Every entry below should be printed exactly, without its images.

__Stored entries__
★ ★ ★ ★

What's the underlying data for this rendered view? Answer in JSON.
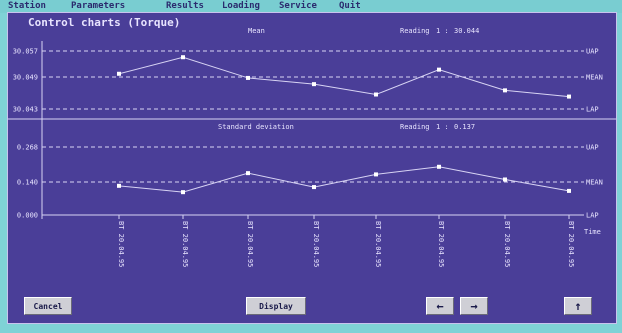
{
  "menu": [
    "Station",
    "Parameters",
    "Results",
    "Loading",
    "Service",
    "Quit"
  ],
  "window": {
    "title": "Control charts (Torque)"
  },
  "colors": {
    "background": "#4a3e98",
    "lines": "#d8d4f4",
    "text": "#e8e4ff",
    "menu": "#79cdd1"
  },
  "chart_data": [
    {
      "type": "line",
      "title": "Mean",
      "reading_label": "Reading",
      "reading_mark": "1 :",
      "reading_value": "30.044",
      "yticks": [
        "30.057",
        "30.049",
        "30.043"
      ],
      "right_labels": [
        "UAP",
        "MEAN",
        "LAP"
      ],
      "ylim": [
        30.043,
        30.057
      ],
      "values": [
        30.0515,
        30.0555,
        30.0505,
        30.049,
        30.0465,
        30.0525,
        30.0475,
        30.046
      ]
    },
    {
      "type": "line",
      "title": "Standard deviation",
      "reading_label": "Reading",
      "reading_mark": "1 :",
      "reading_value": "0.137",
      "yticks": [
        "0.268",
        "0.140",
        "0.000"
      ],
      "right_labels": [
        "UAP",
        "MEAN",
        "LAP"
      ],
      "ylim": [
        0.0,
        0.268
      ],
      "values": [
        0.115,
        0.09,
        0.165,
        0.11,
        0.16,
        0.19,
        0.14,
        0.095
      ]
    }
  ],
  "x_labels": [
    "BT 20.04.95",
    "BT 20.04.95",
    "BT 20.04.95",
    "BT 20.04.95",
    "BT 20.04.95",
    "BT 20.04.95",
    "BT 20.04.95",
    "BT 20.04.95"
  ],
  "x_axis_end_label": "Time",
  "buttons": {
    "cancel": "Cancel",
    "display": "Display",
    "left_icon": "←",
    "right_icon": "→",
    "up_icon": "↑"
  }
}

★ ★ ★ ★

__Reply__
What's the underlying data for this rendered view? Answer in JSON.
{
  "menu": [
    "Station",
    "Parameters",
    "Results",
    "Loading",
    "Service",
    "Quit"
  ],
  "window": {
    "title": "Control charts (Torque)"
  },
  "colors": {
    "background": "#4a3e98",
    "lines": "#d8d4f4",
    "text": "#e8e4ff",
    "menu": "#79cdd1"
  },
  "chart_data": [
    {
      "type": "line",
      "title": "Mean",
      "reading_label": "Reading",
      "reading_mark": "1 :",
      "reading_value": "30.044",
      "yticks": [
        "30.057",
        "30.049",
        "30.043"
      ],
      "right_labels": [
        "UAP",
        "MEAN",
        "LAP"
      ],
      "ylim": [
        30.043,
        30.057
      ],
      "values": [
        30.0515,
        30.0555,
        30.0505,
        30.049,
        30.0465,
        30.0525,
        30.0475,
        30.046
      ]
    },
    {
      "type": "line",
      "title": "Standard deviation",
      "reading_label": "Reading",
      "reading_mark": "1 :",
      "reading_value": "0.137",
      "yticks": [
        "0.268",
        "0.140",
        "0.000"
      ],
      "right_labels": [
        "UAP",
        "MEAN",
        "LAP"
      ],
      "ylim": [
        0.0,
        0.268
      ],
      "values": [
        0.115,
        0.09,
        0.165,
        0.11,
        0.16,
        0.19,
        0.14,
        0.095
      ]
    }
  ],
  "x_labels": [
    "BT 20.04.95",
    "BT 20.04.95",
    "BT 20.04.95",
    "BT 20.04.95",
    "BT 20.04.95",
    "BT 20.04.95",
    "BT 20.04.95",
    "BT 20.04.95"
  ],
  "x_axis_end_label": "Time",
  "buttons": {
    "cancel": "Cancel",
    "display": "Display",
    "left_icon": "←",
    "right_icon": "→",
    "up_icon": "↑"
  }
}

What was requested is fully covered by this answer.